Wherever the word "this" shows up in a line, please copy that line.

--- Begin DATA FOR PROCESSING ---

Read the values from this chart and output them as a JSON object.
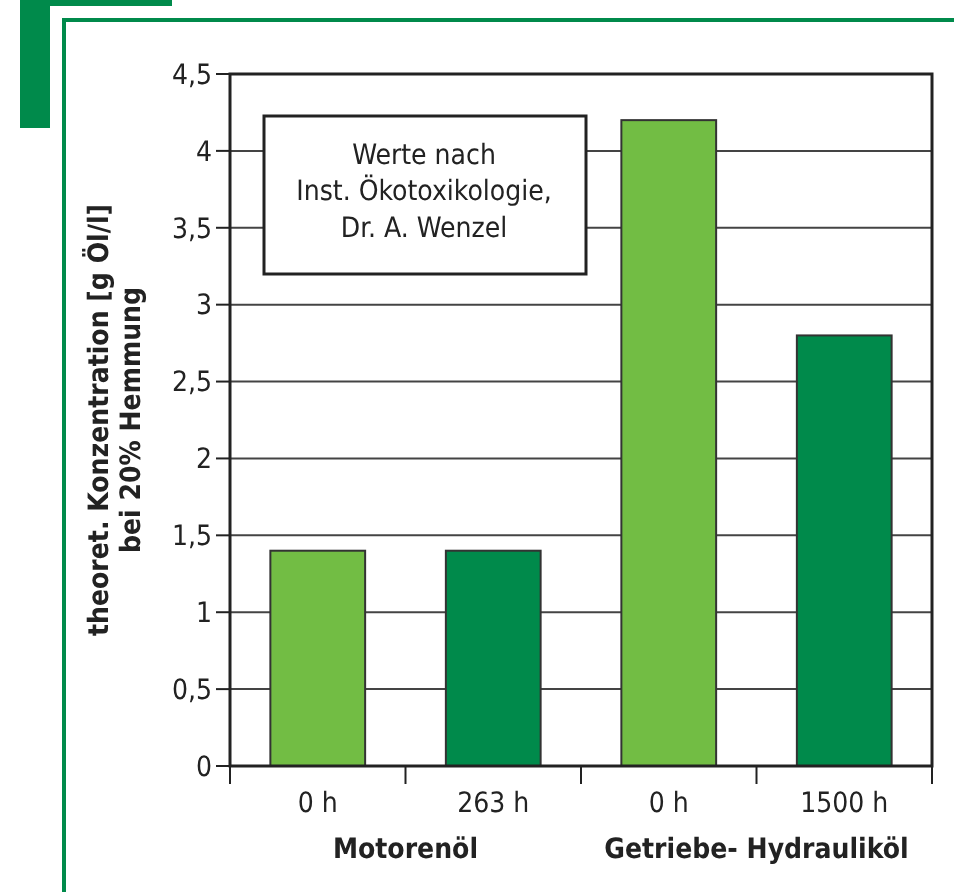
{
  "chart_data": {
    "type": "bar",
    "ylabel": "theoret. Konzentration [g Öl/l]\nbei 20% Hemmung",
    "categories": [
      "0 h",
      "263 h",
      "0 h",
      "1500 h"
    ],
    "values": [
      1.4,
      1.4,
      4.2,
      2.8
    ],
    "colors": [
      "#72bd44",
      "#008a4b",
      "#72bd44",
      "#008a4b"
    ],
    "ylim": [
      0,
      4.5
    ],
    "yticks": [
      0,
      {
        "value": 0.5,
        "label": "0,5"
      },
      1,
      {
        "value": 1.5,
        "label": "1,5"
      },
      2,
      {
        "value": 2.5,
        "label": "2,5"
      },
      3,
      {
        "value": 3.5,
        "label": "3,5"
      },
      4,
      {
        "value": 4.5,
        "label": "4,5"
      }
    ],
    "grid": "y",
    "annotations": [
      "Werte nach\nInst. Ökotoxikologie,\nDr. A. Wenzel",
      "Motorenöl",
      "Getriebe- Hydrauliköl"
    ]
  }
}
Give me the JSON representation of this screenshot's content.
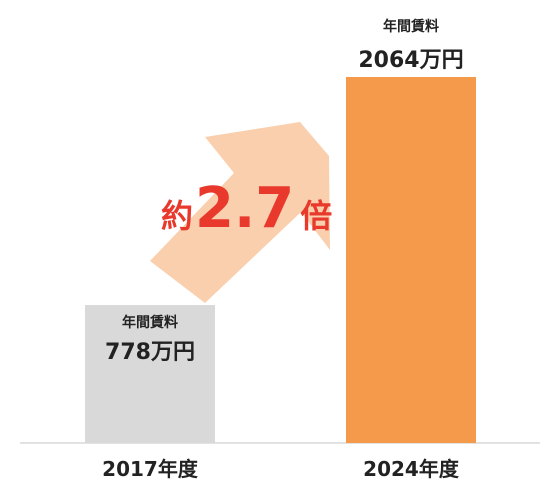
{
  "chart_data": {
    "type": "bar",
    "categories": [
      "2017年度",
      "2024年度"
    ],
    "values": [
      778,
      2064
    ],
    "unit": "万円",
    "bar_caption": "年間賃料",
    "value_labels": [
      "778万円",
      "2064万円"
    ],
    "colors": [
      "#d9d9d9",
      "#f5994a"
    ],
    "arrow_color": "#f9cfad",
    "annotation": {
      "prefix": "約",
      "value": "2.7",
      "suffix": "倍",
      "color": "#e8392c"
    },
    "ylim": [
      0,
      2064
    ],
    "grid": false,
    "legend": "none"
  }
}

--- End DATA FOR PROCESSING ---

SOLUTION TO THE EXERCISE:
Read the values from this chart and output them as a JSON object.
Give me the JSON representation of this screenshot's content.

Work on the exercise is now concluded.